■ Problem to work on: Copy each line below that contains "емкостях".

■ Dataset entries:

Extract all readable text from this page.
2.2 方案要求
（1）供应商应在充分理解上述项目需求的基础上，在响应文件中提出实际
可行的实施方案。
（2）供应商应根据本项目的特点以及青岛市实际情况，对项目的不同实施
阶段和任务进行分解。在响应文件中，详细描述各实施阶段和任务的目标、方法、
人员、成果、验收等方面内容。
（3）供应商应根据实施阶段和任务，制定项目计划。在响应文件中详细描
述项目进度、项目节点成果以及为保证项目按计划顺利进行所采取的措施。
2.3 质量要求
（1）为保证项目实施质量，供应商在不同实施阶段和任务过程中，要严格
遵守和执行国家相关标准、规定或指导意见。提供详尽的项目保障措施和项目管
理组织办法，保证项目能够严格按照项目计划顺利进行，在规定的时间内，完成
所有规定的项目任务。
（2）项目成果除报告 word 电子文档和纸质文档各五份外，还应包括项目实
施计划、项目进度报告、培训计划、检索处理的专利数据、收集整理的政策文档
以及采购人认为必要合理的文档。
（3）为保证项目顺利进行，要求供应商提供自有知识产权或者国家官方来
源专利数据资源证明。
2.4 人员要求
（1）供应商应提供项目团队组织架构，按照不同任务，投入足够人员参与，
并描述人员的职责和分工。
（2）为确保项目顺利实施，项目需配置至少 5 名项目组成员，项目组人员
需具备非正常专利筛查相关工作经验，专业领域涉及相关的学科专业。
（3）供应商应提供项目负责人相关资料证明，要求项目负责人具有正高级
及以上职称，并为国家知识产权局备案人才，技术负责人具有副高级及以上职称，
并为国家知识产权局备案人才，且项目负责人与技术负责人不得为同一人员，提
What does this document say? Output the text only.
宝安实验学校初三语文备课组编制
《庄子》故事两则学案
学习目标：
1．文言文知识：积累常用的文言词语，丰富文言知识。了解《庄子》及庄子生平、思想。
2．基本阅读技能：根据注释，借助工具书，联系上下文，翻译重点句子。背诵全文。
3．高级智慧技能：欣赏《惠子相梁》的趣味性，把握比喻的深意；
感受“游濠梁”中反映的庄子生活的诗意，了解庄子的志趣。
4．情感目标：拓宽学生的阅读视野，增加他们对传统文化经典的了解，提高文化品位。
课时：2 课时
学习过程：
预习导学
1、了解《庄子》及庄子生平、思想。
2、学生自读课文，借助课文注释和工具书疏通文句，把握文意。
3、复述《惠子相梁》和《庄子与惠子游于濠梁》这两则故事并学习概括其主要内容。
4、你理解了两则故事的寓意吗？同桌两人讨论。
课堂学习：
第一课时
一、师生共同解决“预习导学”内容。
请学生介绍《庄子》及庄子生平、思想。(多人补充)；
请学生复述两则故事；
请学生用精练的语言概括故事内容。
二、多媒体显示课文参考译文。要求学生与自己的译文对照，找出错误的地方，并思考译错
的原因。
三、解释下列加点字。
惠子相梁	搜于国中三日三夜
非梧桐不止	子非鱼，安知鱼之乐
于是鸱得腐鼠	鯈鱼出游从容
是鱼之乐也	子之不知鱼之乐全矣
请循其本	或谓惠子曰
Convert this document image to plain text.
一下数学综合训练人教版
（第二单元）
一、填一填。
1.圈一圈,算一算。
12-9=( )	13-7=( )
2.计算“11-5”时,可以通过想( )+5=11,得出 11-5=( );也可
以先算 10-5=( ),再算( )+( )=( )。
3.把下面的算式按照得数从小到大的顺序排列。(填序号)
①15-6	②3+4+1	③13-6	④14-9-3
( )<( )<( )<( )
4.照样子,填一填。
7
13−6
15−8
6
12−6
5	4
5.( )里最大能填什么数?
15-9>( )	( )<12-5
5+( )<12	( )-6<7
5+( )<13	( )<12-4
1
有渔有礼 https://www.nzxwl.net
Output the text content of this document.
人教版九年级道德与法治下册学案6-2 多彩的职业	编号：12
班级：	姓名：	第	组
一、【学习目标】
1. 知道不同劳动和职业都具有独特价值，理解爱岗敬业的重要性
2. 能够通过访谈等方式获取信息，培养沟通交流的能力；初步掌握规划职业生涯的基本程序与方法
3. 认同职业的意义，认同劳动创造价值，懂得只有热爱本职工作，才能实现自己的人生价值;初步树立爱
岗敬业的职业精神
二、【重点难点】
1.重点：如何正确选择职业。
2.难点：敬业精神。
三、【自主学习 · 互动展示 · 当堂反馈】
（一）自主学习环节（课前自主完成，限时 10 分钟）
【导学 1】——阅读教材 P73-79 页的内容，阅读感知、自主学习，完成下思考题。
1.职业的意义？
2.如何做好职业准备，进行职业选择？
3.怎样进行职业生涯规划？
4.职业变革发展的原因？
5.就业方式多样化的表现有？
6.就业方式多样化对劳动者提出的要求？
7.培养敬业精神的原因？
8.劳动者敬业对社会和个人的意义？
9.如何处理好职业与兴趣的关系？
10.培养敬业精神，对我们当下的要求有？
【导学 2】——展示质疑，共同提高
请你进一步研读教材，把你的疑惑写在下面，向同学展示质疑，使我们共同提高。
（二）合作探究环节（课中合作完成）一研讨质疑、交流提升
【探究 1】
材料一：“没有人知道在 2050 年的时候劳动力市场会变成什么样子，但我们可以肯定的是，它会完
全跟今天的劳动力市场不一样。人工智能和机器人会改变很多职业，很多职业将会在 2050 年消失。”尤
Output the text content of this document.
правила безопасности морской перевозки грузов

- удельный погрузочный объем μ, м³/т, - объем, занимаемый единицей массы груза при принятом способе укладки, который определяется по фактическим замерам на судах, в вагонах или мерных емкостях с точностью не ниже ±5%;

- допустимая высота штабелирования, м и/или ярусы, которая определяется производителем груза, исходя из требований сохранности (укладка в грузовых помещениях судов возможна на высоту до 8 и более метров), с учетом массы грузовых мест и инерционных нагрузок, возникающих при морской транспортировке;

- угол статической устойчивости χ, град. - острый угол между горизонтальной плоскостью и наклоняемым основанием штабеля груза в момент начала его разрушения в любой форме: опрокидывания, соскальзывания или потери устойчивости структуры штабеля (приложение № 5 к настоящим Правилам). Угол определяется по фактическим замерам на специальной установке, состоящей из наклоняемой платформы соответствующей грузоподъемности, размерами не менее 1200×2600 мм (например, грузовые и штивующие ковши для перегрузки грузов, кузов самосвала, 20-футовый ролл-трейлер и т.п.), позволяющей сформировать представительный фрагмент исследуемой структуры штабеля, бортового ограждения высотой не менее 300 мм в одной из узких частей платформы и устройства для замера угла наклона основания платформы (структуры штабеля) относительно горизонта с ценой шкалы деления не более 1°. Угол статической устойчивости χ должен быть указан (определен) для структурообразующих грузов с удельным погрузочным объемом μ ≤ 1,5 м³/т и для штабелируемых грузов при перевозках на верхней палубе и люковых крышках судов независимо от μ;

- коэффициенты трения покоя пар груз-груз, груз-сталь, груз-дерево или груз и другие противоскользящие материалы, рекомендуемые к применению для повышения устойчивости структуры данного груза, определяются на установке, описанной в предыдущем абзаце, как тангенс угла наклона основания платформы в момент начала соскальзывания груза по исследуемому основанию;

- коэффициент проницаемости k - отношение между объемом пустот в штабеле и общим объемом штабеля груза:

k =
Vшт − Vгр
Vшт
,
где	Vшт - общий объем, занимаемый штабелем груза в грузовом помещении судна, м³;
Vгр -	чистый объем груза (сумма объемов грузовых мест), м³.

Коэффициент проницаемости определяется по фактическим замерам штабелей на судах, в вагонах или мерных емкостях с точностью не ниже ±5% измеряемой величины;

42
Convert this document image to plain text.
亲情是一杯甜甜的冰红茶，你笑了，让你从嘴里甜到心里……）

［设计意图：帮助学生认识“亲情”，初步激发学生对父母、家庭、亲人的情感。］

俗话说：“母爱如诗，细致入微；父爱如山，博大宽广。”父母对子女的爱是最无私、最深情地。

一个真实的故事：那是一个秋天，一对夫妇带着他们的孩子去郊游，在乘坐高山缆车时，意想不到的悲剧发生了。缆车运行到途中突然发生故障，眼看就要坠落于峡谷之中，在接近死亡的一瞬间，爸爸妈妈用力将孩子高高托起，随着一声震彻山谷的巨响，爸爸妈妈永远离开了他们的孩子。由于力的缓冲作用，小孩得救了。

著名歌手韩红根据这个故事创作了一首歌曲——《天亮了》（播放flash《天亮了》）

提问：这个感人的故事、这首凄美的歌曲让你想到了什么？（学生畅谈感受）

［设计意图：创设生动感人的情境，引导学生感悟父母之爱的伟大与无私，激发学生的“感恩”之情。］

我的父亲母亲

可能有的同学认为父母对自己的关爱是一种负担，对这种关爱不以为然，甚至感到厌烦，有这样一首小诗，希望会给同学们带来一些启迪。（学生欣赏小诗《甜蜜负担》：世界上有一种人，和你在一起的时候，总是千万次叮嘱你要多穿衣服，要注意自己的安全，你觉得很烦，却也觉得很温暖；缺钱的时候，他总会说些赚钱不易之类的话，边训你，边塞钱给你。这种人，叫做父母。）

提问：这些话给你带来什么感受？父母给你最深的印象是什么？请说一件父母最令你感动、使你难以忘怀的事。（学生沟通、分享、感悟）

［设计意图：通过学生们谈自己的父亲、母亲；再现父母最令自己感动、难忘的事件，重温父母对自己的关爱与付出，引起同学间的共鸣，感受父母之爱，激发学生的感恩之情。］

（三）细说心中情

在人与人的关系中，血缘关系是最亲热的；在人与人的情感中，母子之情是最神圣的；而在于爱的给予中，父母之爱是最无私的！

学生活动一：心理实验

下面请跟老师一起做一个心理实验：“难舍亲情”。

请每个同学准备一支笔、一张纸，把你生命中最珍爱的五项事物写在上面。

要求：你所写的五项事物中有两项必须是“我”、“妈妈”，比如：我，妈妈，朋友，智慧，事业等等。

■ Expected answer:
- удельный погрузочный объем μ, м³/т, - объем, занимаемый единицей массы груза при принятом способе укладки, который определяется по фактическим замерам на судах, в вагонах или мерных емкостях с точностью не ниже ±5%;
Коэффициент проницаемости определяется по фактическим замерам штабелей на судах, в вагонах или мерных емкостях с точностью не ниже ±5% измеряемой величины;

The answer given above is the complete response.